**WHAT NEEDS TO BE DONE**
Would you transcribe all of the data exactly, down to the last character?

Recorded data
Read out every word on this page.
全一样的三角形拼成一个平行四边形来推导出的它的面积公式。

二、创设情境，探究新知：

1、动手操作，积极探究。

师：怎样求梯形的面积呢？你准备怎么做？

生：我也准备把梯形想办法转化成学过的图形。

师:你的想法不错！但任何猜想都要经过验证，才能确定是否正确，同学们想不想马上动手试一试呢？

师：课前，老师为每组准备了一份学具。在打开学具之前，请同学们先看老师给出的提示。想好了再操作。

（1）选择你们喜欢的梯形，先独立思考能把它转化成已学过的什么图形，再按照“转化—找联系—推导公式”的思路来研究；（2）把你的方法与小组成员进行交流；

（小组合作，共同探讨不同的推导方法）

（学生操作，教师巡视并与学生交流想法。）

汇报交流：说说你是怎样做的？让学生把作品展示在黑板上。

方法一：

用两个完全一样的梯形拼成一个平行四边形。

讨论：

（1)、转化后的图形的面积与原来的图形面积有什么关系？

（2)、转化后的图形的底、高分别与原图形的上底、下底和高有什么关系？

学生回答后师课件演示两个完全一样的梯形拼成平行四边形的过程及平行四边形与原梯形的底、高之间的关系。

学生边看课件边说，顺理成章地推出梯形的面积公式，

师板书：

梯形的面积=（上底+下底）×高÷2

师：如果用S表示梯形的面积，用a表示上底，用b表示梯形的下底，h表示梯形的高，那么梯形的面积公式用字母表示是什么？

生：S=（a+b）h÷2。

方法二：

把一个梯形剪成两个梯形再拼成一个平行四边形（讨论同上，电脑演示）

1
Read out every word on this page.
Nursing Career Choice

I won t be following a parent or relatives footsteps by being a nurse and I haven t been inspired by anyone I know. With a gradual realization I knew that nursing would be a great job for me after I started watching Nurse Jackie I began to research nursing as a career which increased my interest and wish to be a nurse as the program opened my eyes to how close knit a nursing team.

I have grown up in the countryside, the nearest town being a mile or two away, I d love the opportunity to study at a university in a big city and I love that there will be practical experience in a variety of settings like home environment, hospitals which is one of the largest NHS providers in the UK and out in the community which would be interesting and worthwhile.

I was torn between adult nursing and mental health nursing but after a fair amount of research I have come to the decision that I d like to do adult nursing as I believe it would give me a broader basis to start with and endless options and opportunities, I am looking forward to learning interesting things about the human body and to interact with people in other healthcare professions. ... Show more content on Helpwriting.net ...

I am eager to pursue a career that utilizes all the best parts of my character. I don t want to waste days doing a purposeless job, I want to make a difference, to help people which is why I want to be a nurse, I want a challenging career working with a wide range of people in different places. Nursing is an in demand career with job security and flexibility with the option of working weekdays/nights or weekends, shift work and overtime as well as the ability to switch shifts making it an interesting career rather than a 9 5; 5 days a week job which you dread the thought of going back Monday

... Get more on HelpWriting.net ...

**FULL ANSWER**
Read out every word on this page.
全一样的三角形拼成一个平行四边形来推导出的它的面积公式。

二、创设情境，探究新知：

1、动手操作，积极探究。

师：怎样求梯形的面积呢？你准备怎么做？

生：我也准备把梯形想办法转化成学过的图形。

师:你的想法不错！但任何猜想都要经过验证，才能确定是否正确，同学们想不想马上动手试一试呢？

师：课前，老师为每组准备了一份学具。在打开学具之前，请同学们先看老师给出的提示。想好了再操作。

（1）选择你们喜欢的梯形，先独立思考能把它转化成已学过的什么图形，再按照“转化—找联系—推导公式”的思路来研究；（2）把你的方法与小组成员进行交流；

（小组合作，共同探讨不同的推导方法）

（学生操作，教师巡视并与学生交流想法。）

汇报交流：说说你是怎样做的？让学生把作品展示在黑板上。

方法一：

用两个完全一样的梯形拼成一个平行四边形。

讨论：

（1)、转化后的图形的面积与原来的图形面积有什么关系？

（2)、转化后的图形的底、高分别与原图形的上底、下底和高有什么关系？

学生回答后师课件演示两个完全一样的梯形拼成平行四边形的过程及平行四边形与原梯形的底、高之间的关系。

学生边看课件边说，顺理成章地推出梯形的面积公式，

师板书：

梯形的面积=（上底+下底）×高÷2

师：如果用S表示梯形的面积，用a表示上底，用b表示梯形的下底，h表示梯形的高，那么梯形的面积公式用字母表示是什么？

生：S=（a+b）h÷2。

方法二：

把一个梯形剪成两个梯形再拼成一个平行四边形（讨论同上，电脑演示）

1
Read out every word on this page.
Nursing Career Choice

I won t be following a parent or relatives footsteps by being a nurse and I haven t been inspired by anyone I know. With a gradual realization I knew that nursing would be a great job for me after I started watching Nurse Jackie I began to research nursing as a career which increased my interest and wish to be a nurse as the program opened my eyes to how close knit a nursing team.

I have grown up in the countryside, the nearest town being a mile or two away, I d love the opportunity to study at a university in a big city and I love that there will be practical experience in a variety of settings like home environment, hospitals which is one of the largest NHS providers in the UK and out in the community which would be interesting and worthwhile.

I was torn between adult nursing and mental health nursing but after a fair amount of research I have come to the decision that I d like to do adult nursing as I believe it would give me a broader basis to start with and endless options and opportunities, I am looking forward to learning interesting things about the human body and to interact with people in other healthcare professions. ... Show more content on Helpwriting.net ...

I am eager to pursue a career that utilizes all the best parts of my character. I don t want to waste days doing a purposeless job, I want to make a difference, to help people which is why I want to be a nurse, I want a challenging career working with a wide range of people in different places. Nursing is an in demand career with job security and flexibility with the option of working weekdays/nights or weekends, shift work and overtime as well as the ability to switch shifts making it an interesting career rather than a 9 5; 5 days a week job which you dread the thought of going back Monday

... Get more on HelpWriting.net ...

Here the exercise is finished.